_Problem requirements_
In your copy, include every line of the listing below exactly but none of the pictures.
-- START Material --
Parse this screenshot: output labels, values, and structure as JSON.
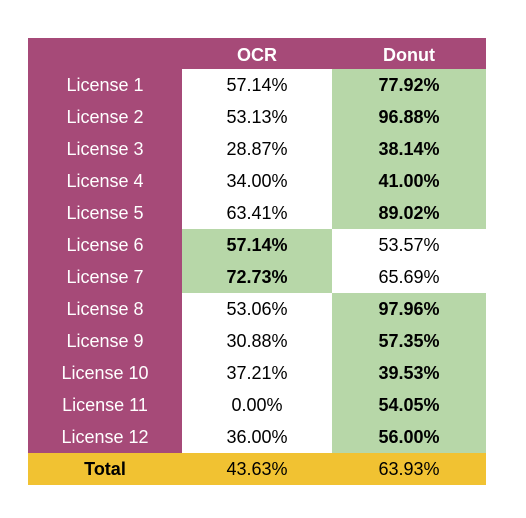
{
  "table": {
    "headers": [
      "",
      "OCR",
      "Donut"
    ],
    "rows": [
      {
        "label": "License 1",
        "ocr": "57.14%",
        "donut": "77.92%",
        "best": "donut"
      },
      {
        "label": "License 2",
        "ocr": "53.13%",
        "donut": "96.88%",
        "best": "donut"
      },
      {
        "label": "License 3",
        "ocr": "28.87%",
        "donut": "38.14%",
        "best": "donut"
      },
      {
        "label": "License 4",
        "ocr": "34.00%",
        "donut": "41.00%",
        "best": "donut"
      },
      {
        "label": "License 5",
        "ocr": "63.41%",
        "donut": "89.02%",
        "best": "donut"
      },
      {
        "label": "License 6",
        "ocr": "57.14%",
        "donut": "53.57%",
        "best": "ocr"
      },
      {
        "label": "License 7",
        "ocr": "72.73%",
        "donut": "65.69%",
        "best": "ocr"
      },
      {
        "label": "License 8",
        "ocr": "53.06%",
        "donut": "97.96%",
        "best": "donut"
      },
      {
        "label": "License 9",
        "ocr": "30.88%",
        "donut": "57.35%",
        "best": "donut"
      },
      {
        "label": "License 10",
        "ocr": "37.21%",
        "donut": "39.53%",
        "best": "donut"
      },
      {
        "label": "License 11",
        "ocr": "0.00%",
        "donut": "54.05%",
        "best": "donut"
      },
      {
        "label": "License 12",
        "ocr": "36.00%",
        "donut": "56.00%",
        "best": "donut"
      }
    ],
    "total": {
      "label": "Total",
      "ocr": "43.63%",
      "donut": "63.93%"
    }
  },
  "colors": {
    "label_bg": "#a64a78",
    "best_bg": "#b7d7a8",
    "total_bg": "#f1c232"
  }
}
-- END Material --
_Final result_
Parse this screenshot: output labels, values, and structure as JSON.
{
  "table": {
    "headers": [
      "",
      "OCR",
      "Donut"
    ],
    "rows": [
      {
        "label": "License 1",
        "ocr": "57.14%",
        "donut": "77.92%",
        "best": "donut"
      },
      {
        "label": "License 2",
        "ocr": "53.13%",
        "donut": "96.88%",
        "best": "donut"
      },
      {
        "label": "License 3",
        "ocr": "28.87%",
        "donut": "38.14%",
        "best": "donut"
      },
      {
        "label": "License 4",
        "ocr": "34.00%",
        "donut": "41.00%",
        "best": "donut"
      },
      {
        "label": "License 5",
        "ocr": "63.41%",
        "donut": "89.02%",
        "best": "donut"
      },
      {
        "label": "License 6",
        "ocr": "57.14%",
        "donut": "53.57%",
        "best": "ocr"
      },
      {
        "label": "License 7",
        "ocr": "72.73%",
        "donut": "65.69%",
        "best": "ocr"
      },
      {
        "label": "License 8",
        "ocr": "53.06%",
        "donut": "97.96%",
        "best": "donut"
      },
      {
        "label": "License 9",
        "ocr": "30.88%",
        "donut": "57.35%",
        "best": "donut"
      },
      {
        "label": "License 10",
        "ocr": "37.21%",
        "donut": "39.53%",
        "best": "donut"
      },
      {
        "label": "License 11",
        "ocr": "0.00%",
        "donut": "54.05%",
        "best": "donut"
      },
      {
        "label": "License 12",
        "ocr": "36.00%",
        "donut": "56.00%",
        "best": "donut"
      }
    ],
    "total": {
      "label": "Total",
      "ocr": "43.63%",
      "donut": "63.93%"
    }
  },
  "colors": {
    "label_bg": "#a64a78",
    "best_bg": "#b7d7a8",
    "total_bg": "#f1c232"
  }
}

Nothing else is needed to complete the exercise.